### Material for this exercise
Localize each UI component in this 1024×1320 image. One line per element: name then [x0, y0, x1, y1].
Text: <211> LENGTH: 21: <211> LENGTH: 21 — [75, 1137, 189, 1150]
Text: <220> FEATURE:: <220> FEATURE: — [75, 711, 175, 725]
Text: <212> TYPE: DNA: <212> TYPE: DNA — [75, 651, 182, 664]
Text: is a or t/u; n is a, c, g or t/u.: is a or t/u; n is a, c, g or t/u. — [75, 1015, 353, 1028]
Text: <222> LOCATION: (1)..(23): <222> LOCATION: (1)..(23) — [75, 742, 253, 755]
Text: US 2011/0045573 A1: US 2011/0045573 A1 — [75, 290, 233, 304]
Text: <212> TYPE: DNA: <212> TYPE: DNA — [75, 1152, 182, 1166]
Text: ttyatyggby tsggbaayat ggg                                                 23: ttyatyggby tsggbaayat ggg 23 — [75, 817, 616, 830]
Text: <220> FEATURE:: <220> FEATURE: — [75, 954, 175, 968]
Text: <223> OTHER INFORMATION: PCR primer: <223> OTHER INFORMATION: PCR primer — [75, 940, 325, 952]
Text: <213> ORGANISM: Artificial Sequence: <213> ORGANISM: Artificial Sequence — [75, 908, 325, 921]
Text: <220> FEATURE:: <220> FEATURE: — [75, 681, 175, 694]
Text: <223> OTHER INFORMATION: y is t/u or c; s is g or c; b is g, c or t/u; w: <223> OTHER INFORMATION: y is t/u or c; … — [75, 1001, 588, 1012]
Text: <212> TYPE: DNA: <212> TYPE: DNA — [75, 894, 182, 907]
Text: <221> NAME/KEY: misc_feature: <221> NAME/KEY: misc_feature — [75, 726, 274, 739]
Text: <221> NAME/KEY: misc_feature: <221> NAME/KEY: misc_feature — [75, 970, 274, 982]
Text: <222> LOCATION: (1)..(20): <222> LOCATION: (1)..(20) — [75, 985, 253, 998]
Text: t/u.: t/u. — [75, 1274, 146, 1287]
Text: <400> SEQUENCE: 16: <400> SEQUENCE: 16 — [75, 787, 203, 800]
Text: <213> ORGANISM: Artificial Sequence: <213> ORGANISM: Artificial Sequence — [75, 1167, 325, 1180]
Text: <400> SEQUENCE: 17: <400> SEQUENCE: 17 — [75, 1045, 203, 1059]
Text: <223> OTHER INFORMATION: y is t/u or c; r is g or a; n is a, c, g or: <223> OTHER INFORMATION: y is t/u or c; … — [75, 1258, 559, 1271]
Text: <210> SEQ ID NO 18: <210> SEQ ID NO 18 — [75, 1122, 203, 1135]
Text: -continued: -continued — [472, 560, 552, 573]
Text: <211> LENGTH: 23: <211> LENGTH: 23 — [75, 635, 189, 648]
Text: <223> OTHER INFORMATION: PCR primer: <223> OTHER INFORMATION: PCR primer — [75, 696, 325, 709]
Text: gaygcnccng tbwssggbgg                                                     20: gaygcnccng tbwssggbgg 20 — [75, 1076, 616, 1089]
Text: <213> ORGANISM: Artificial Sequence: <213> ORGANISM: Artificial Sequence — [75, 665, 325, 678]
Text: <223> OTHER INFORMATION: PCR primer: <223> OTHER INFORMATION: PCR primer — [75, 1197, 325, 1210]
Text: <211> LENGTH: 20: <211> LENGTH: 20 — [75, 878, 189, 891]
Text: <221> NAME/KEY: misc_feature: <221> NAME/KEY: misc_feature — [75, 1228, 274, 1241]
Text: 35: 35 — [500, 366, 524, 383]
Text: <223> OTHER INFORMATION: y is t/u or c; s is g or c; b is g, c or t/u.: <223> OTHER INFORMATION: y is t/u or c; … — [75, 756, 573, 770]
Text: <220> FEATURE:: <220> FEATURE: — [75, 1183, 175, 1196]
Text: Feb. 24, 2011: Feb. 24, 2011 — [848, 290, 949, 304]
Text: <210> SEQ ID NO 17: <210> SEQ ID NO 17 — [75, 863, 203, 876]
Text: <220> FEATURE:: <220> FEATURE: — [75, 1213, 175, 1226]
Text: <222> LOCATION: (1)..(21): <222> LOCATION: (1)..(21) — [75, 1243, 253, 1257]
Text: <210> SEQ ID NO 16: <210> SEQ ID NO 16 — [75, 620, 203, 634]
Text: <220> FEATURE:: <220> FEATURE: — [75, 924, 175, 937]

...

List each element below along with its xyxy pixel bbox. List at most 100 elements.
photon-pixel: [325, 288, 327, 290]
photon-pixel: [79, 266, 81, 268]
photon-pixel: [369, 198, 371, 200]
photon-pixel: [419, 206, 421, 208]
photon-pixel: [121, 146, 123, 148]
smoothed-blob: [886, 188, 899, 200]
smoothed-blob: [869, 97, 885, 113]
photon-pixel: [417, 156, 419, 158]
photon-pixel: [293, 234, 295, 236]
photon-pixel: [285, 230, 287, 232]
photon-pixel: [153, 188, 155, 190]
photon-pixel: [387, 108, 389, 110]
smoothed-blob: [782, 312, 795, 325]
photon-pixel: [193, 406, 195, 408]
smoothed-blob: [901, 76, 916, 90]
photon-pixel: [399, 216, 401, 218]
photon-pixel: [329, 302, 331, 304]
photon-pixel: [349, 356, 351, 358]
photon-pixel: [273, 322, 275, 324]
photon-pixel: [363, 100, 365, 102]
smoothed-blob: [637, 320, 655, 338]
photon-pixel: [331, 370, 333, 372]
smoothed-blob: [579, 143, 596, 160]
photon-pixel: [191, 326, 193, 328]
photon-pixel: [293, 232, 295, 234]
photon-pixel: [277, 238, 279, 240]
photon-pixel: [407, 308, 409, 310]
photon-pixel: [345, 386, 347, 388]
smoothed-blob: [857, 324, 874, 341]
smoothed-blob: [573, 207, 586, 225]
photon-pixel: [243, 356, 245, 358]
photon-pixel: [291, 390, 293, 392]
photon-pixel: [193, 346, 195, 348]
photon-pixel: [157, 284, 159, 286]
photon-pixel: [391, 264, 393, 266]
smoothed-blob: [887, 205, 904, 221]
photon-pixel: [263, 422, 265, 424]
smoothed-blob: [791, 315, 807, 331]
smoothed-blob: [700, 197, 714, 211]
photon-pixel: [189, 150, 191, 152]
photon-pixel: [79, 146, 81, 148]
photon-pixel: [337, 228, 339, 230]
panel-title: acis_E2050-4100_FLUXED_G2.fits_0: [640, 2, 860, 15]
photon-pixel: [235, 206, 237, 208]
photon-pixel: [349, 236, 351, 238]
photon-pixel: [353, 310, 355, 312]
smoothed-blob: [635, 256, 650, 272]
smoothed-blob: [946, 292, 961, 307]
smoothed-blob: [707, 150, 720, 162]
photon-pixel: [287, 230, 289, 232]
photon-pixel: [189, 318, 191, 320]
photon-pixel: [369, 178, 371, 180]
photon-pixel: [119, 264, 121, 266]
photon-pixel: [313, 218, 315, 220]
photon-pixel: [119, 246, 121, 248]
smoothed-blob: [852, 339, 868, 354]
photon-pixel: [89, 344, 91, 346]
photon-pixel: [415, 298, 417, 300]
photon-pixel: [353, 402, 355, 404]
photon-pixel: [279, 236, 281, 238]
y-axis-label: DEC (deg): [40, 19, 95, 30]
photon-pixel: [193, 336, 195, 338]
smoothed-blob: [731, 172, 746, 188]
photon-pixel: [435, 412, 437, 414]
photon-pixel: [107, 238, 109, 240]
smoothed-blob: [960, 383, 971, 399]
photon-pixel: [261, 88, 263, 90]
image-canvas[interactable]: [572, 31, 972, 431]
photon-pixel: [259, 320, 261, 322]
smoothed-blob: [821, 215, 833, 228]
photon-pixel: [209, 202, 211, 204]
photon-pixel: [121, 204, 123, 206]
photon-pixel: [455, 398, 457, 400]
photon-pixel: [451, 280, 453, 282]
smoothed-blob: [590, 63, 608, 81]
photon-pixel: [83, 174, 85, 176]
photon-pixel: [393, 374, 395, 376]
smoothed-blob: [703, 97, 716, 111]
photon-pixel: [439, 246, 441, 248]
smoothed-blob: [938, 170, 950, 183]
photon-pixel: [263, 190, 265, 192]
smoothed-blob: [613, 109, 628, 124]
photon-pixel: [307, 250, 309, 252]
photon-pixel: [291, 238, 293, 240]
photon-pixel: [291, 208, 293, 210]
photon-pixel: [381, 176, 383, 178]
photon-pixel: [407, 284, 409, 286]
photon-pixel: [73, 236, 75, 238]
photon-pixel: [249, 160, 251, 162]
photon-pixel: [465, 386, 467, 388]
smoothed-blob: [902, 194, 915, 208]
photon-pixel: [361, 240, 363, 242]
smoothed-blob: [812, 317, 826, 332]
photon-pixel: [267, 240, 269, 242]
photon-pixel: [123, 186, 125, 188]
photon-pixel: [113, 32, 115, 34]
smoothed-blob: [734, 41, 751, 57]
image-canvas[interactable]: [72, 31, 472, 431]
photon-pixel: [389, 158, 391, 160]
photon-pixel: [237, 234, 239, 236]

### Aim of the task
Rewrite the items from the line with "Localize each UI" up to and including the line with "Text: is a or" as a Markdown table with the columns Row and Item line, leaving out any blank lines.

### Solution
| Row | Item line |
|---|---|
| 1 | Localize each UI component in this 1024×1320 image. One line per element: name then [x0, y0, x1, y1]. |
| 2 | Text: <211> LENGTH: 21: <211> LENGTH: 21 — [75, 1137, 189, 1150] |
| 3 | Text: <220> FEATURE:: <220> FEATURE: — [75, 711, 175, 725] |
| 4 | Text: <212> TYPE: DNA: <212> TYPE: DNA — [75, 651, 182, 664] |
| 5 | Text: is a or t/u; n is a, c, g or t/u.: is a or t/u; n is a, c, g or t/u. — [75, 1015, 353, 1028] |